* EXERCISE PROMPT *
Determine how many lines contain the string "caption", then reply with that figure only.

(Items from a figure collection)
-- Begin --

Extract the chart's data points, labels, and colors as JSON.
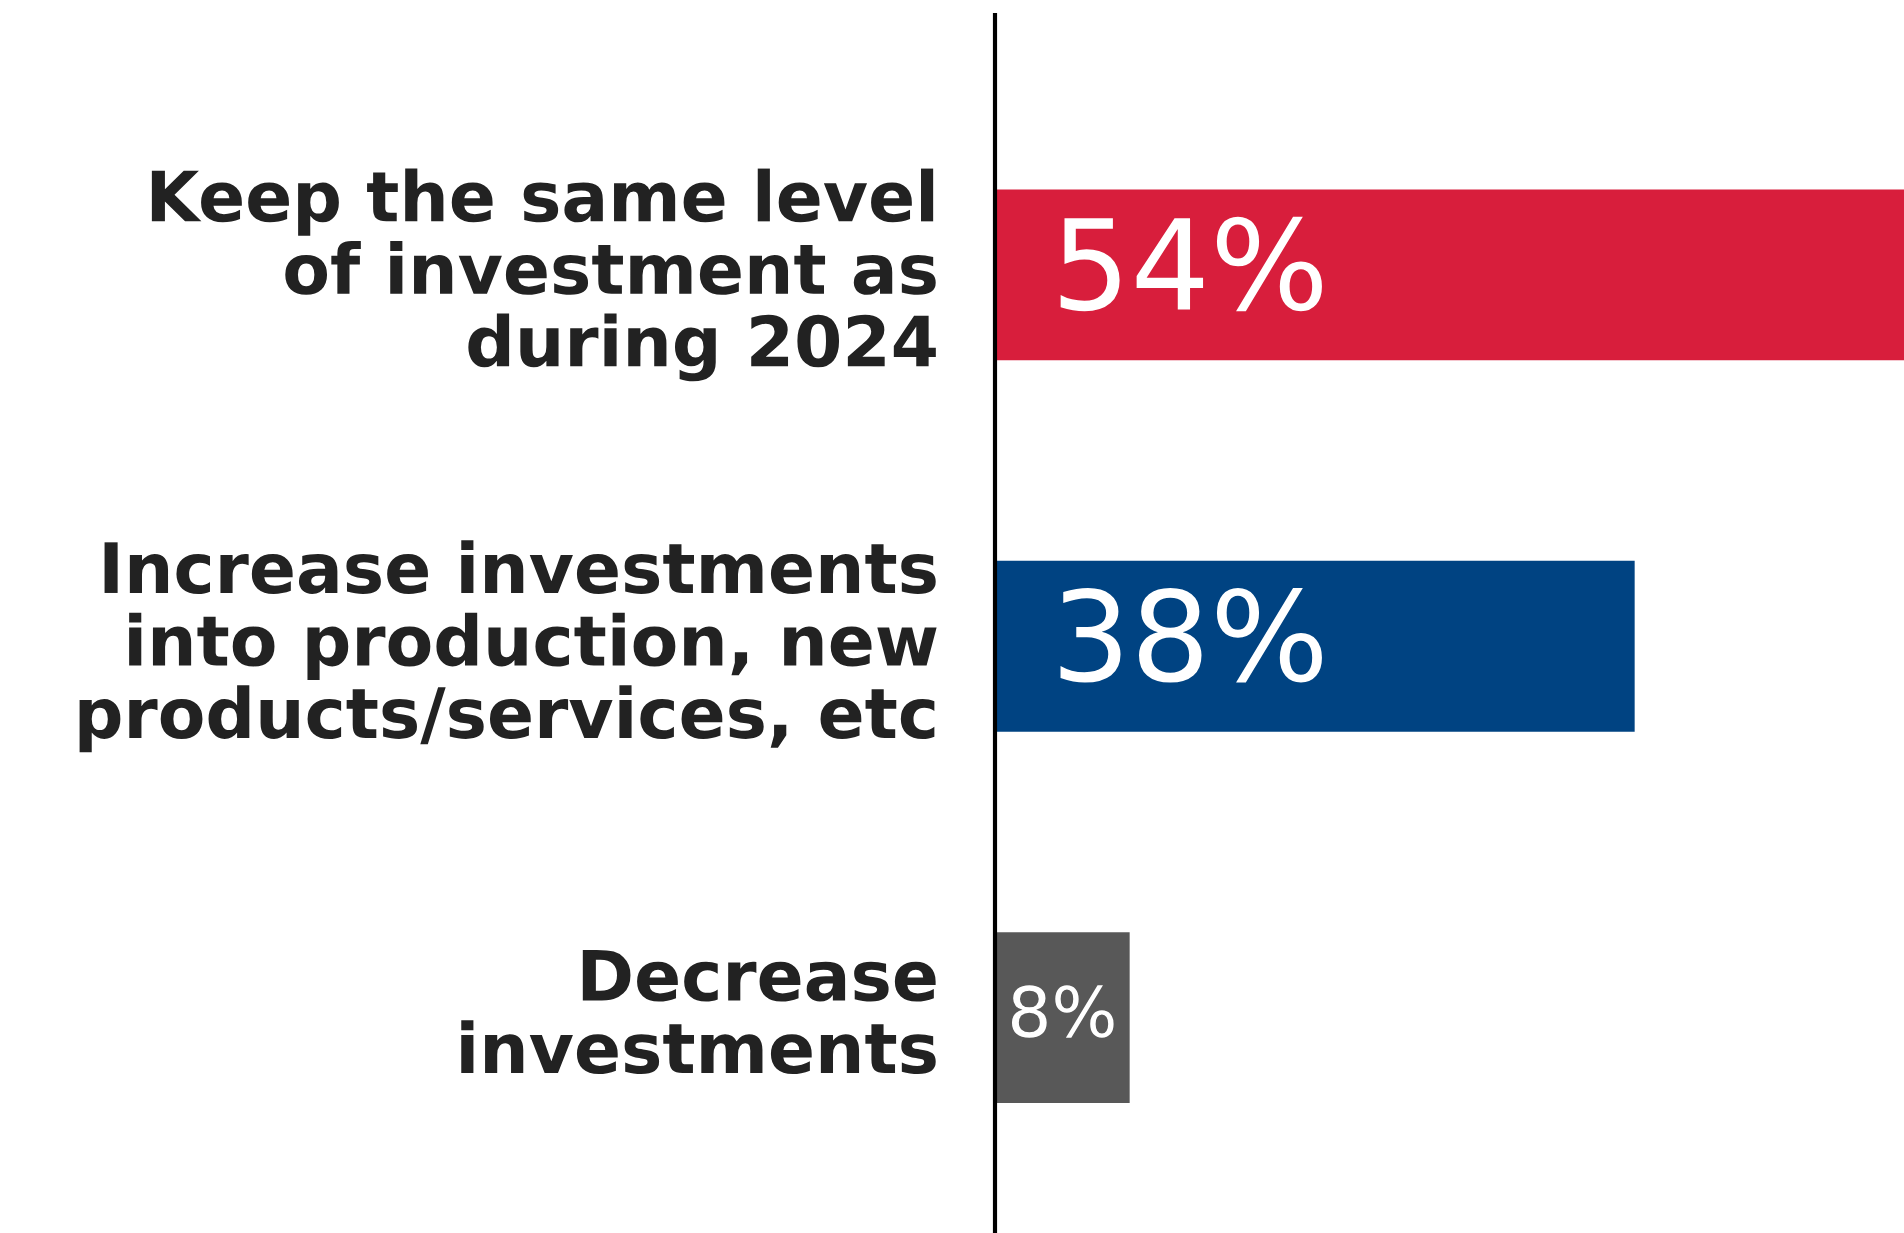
{
  "chart_data": {
    "type": "bar",
    "orientation": "horizontal",
    "categories": [
      "Keep the same level\nof investment as\nduring 2024",
      "Increase investments\ninto production, new\nproducts/services, etc",
      "Decrease\ninvestments"
    ],
    "values": [
      54,
      38,
      8
    ],
    "colors": [
      "#d81e3c",
      "#004382",
      "#585858"
    ],
    "value_labels": [
      "54%",
      "38%",
      "8%"
    ]
  }
}
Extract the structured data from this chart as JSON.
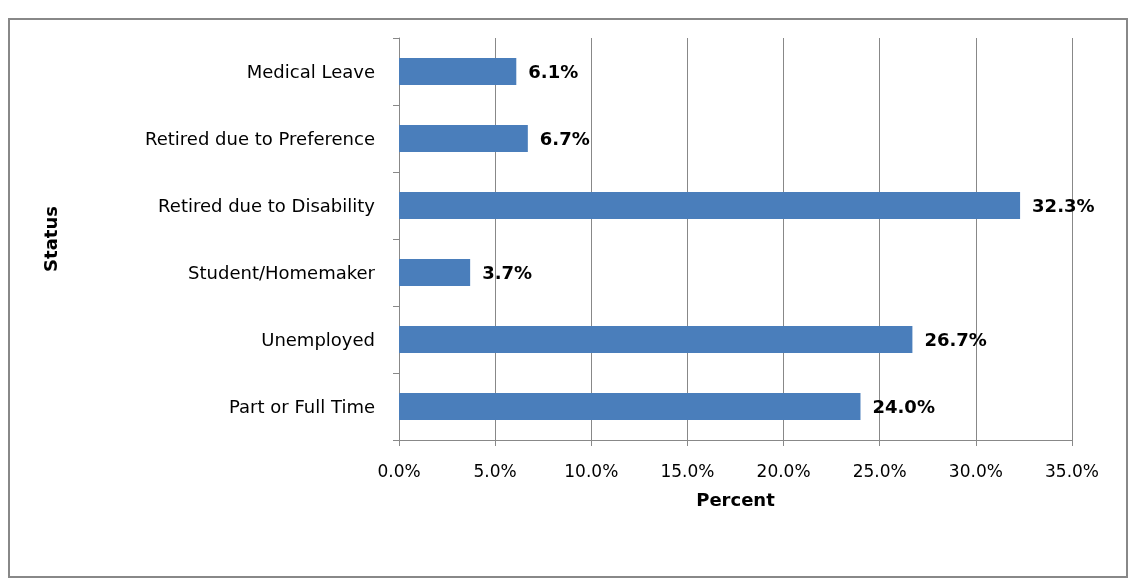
{
  "chart_data": {
    "type": "bar",
    "orientation": "horizontal",
    "xlabel": "Percent",
    "ylabel": "Status",
    "categories": [
      "Medical Leave",
      "Retired due to Preference",
      "Retired due to Disability",
      "Student/Homemaker",
      "Unemployed",
      "Part or Full Time"
    ],
    "values": [
      6.1,
      6.7,
      32.3,
      3.7,
      26.7,
      24.0
    ],
    "value_labels": [
      "6.1%",
      "6.7%",
      "32.3%",
      "3.7%",
      "26.7%",
      "24.0%"
    ],
    "color": "#4a7ebb",
    "xlim": [
      0,
      35
    ],
    "xticks": [
      {
        "value": 0,
        "label": "0.0%"
      },
      {
        "value": 5,
        "label": "5.0%"
      },
      {
        "value": 10,
        "label": "10.0%"
      },
      {
        "value": 15,
        "label": "15.0%"
      },
      {
        "value": 20,
        "label": "20.0%"
      },
      {
        "value": 25,
        "label": "25.0%"
      },
      {
        "value": 30,
        "label": "30.0%"
      },
      {
        "value": 35,
        "label": "35.0%"
      }
    ],
    "grid": "x"
  }
}
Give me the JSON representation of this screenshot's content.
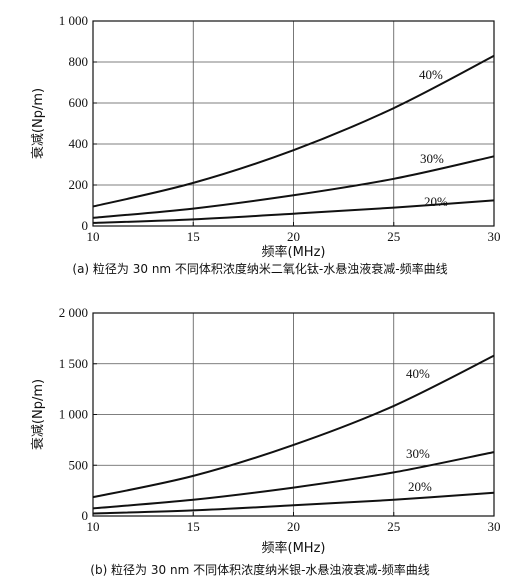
{
  "chart_data": [
    {
      "type": "line",
      "xlabel": "频率(MHz)",
      "ylabel": "衰减(Np/m)",
      "caption": "(a) 粒径为 30 nm 不同体积浓度纳米二氧化钛-水悬浊液衰减-频率曲线",
      "xlim": [
        10,
        30
      ],
      "ylim": [
        0,
        1000
      ],
      "xticks": [
        10,
        15,
        20,
        25,
        30
      ],
      "yticks": [
        0,
        200,
        400,
        600,
        800,
        1000
      ],
      "xtick_labels": [
        "10",
        "15",
        "20",
        "25",
        "30"
      ],
      "ytick_labels": [
        "0",
        "200",
        "400",
        "600",
        "800",
        "1 000"
      ],
      "grid": true,
      "x": [
        10,
        15,
        20,
        25,
        30
      ],
      "series": [
        {
          "name": "20%",
          "values": [
            15,
            32,
            60,
            90,
            125
          ]
        },
        {
          "name": "30%",
          "values": [
            40,
            85,
            150,
            230,
            340
          ]
        },
        {
          "name": "40%",
          "values": [
            95,
            210,
            370,
            575,
            830
          ]
        }
      ]
    },
    {
      "type": "line",
      "xlabel": "频率(MHz)",
      "ylabel": "衰减(Np/m)",
      "caption": "(b) 粒径为 30 nm 不同体积浓度纳米银-水悬浊液衰减-频率曲线",
      "xlim": [
        10,
        30
      ],
      "ylim": [
        0,
        2000
      ],
      "xticks": [
        10,
        15,
        20,
        25,
        30
      ],
      "yticks": [
        0,
        500,
        1000,
        1500,
        2000
      ],
      "xtick_labels": [
        "10",
        "15",
        "20",
        "25",
        "30"
      ],
      "ytick_labels": [
        "0",
        "500",
        "1 000",
        "1 500",
        "2 000"
      ],
      "grid": true,
      "x": [
        10,
        15,
        20,
        25,
        30
      ],
      "series": [
        {
          "name": "20%",
          "values": [
            25,
            55,
            105,
            160,
            230
          ]
        },
        {
          "name": "30%",
          "values": [
            75,
            160,
            280,
            430,
            630
          ]
        },
        {
          "name": "40%",
          "values": [
            185,
            395,
            700,
            1085,
            1580
          ]
        }
      ]
    }
  ]
}
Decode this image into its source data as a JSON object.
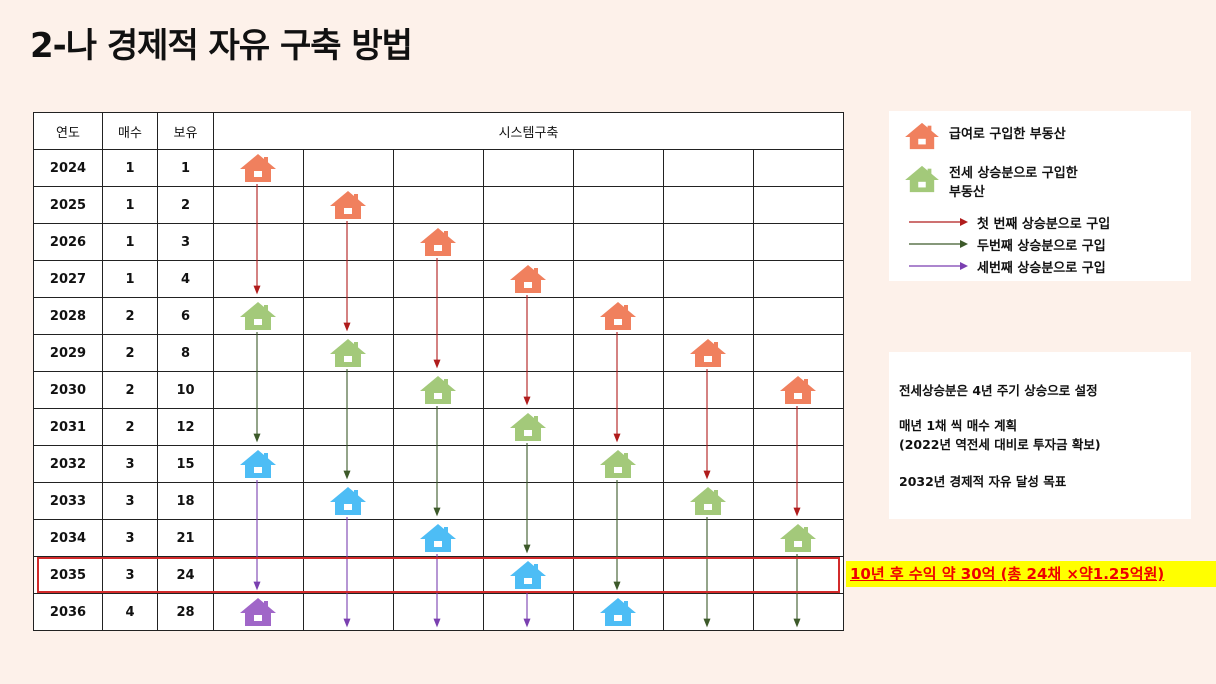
{
  "title": "2-나  경제적 자유 구축 방법",
  "table": {
    "headers": {
      "year": "연도",
      "buy": "매수",
      "own": "보유",
      "system": "시스템구축"
    },
    "rows": [
      {
        "year": "2024",
        "buy": "1",
        "own": "1"
      },
      {
        "year": "2025",
        "buy": "1",
        "own": "2"
      },
      {
        "year": "2026",
        "buy": "1",
        "own": "3"
      },
      {
        "year": "2027",
        "buy": "1",
        "own": "4"
      },
      {
        "year": "2028",
        "buy": "2",
        "own": "6"
      },
      {
        "year": "2029",
        "buy": "2",
        "own": "8"
      },
      {
        "year": "2030",
        "buy": "2",
        "own": "10"
      },
      {
        "year": "2031",
        "buy": "2",
        "own": "12"
      },
      {
        "year": "2032",
        "buy": "3",
        "own": "15"
      },
      {
        "year": "2033",
        "buy": "3",
        "own": "18"
      },
      {
        "year": "2034",
        "buy": "3",
        "own": "21"
      },
      {
        "year": "2035",
        "buy": "3",
        "own": "24"
      },
      {
        "year": "2036",
        "buy": "4",
        "own": "28"
      }
    ]
  },
  "houses": [
    {
      "col": 0,
      "row": 0,
      "type": "salary"
    },
    {
      "col": 1,
      "row": 1,
      "type": "salary"
    },
    {
      "col": 2,
      "row": 2,
      "type": "salary"
    },
    {
      "col": 3,
      "row": 3,
      "type": "salary"
    },
    {
      "col": 4,
      "row": 4,
      "type": "salary"
    },
    {
      "col": 5,
      "row": 5,
      "type": "salary"
    },
    {
      "col": 6,
      "row": 6,
      "type": "salary"
    },
    {
      "col": 0,
      "row": 4,
      "type": "first"
    },
    {
      "col": 1,
      "row": 5,
      "type": "first"
    },
    {
      "col": 2,
      "row": 6,
      "type": "first"
    },
    {
      "col": 3,
      "row": 7,
      "type": "first"
    },
    {
      "col": 4,
      "row": 8,
      "type": "first"
    },
    {
      "col": 5,
      "row": 9,
      "type": "first"
    },
    {
      "col": 6,
      "row": 10,
      "type": "first"
    },
    {
      "col": 0,
      "row": 8,
      "type": "second"
    },
    {
      "col": 1,
      "row": 9,
      "type": "second"
    },
    {
      "col": 2,
      "row": 10,
      "type": "second"
    },
    {
      "col": 3,
      "row": 11,
      "type": "second"
    },
    {
      "col": 4,
      "row": 12,
      "type": "second"
    },
    {
      "col": 0,
      "row": 12,
      "type": "third"
    }
  ],
  "arrows": [
    {
      "col": 0,
      "from": 0,
      "to": 3,
      "type": "first"
    },
    {
      "col": 1,
      "from": 1,
      "to": 4,
      "type": "first"
    },
    {
      "col": 2,
      "from": 2,
      "to": 5,
      "type": "first"
    },
    {
      "col": 3,
      "from": 3,
      "to": 6,
      "type": "first"
    },
    {
      "col": 4,
      "from": 4,
      "to": 7,
      "type": "first"
    },
    {
      "col": 5,
      "from": 5,
      "to": 8,
      "type": "first"
    },
    {
      "col": 6,
      "from": 6,
      "to": 9,
      "type": "first"
    },
    {
      "col": 0,
      "from": 4,
      "to": 7,
      "type": "second"
    },
    {
      "col": 1,
      "from": 5,
      "to": 8,
      "type": "second"
    },
    {
      "col": 2,
      "from": 6,
      "to": 9,
      "type": "second"
    },
    {
      "col": 3,
      "from": 7,
      "to": 10,
      "type": "second"
    },
    {
      "col": 4,
      "from": 8,
      "to": 11,
      "type": "second"
    },
    {
      "col": 5,
      "from": 9,
      "to": 12,
      "type": "second"
    },
    {
      "col": 6,
      "from": 10,
      "to": 12,
      "type": "second"
    },
    {
      "col": 0,
      "from": 8,
      "to": 11,
      "type": "third"
    },
    {
      "col": 1,
      "from": 9,
      "to": 12,
      "type": "third"
    },
    {
      "col": 2,
      "from": 10,
      "to": 12,
      "type": "third"
    },
    {
      "col": 3,
      "from": 11,
      "to": 12,
      "type": "third"
    }
  ],
  "colors": {
    "salary": "#f0805e",
    "first": "#a3c97a",
    "second": "#4dbdf5",
    "third": "#a066c8",
    "arrow_first": "#b01c1c",
    "arrow_second": "#3d5a2a",
    "arrow_third": "#7a3fb0"
  },
  "legend": {
    "salary_label": "급여로 구입한 부동산",
    "jeonse_label_line1": "전세 상승분으로 구입한",
    "jeonse_label_line2": "부동산",
    "arrow_first": "첫 번째 상승분으로 구입",
    "arrow_second": "두번째 상승분으로 구입",
    "arrow_third": "세번째 상승분으로 구입"
  },
  "notes": {
    "line1": "전세상승분은 4년 주기 상승으로 설정",
    "line2": "매년 1채 씩 매수 계획",
    "line3": "(2022년 역전세 대비로 투자금 확보)",
    "line4": "2032년 경제적 자유 달성 목표"
  },
  "profit_note": "10년  후 수익 약 30억 (총 24채 ×약1.25억원)"
}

-- End --

* ANSWER TO THIS PROBLEM *
2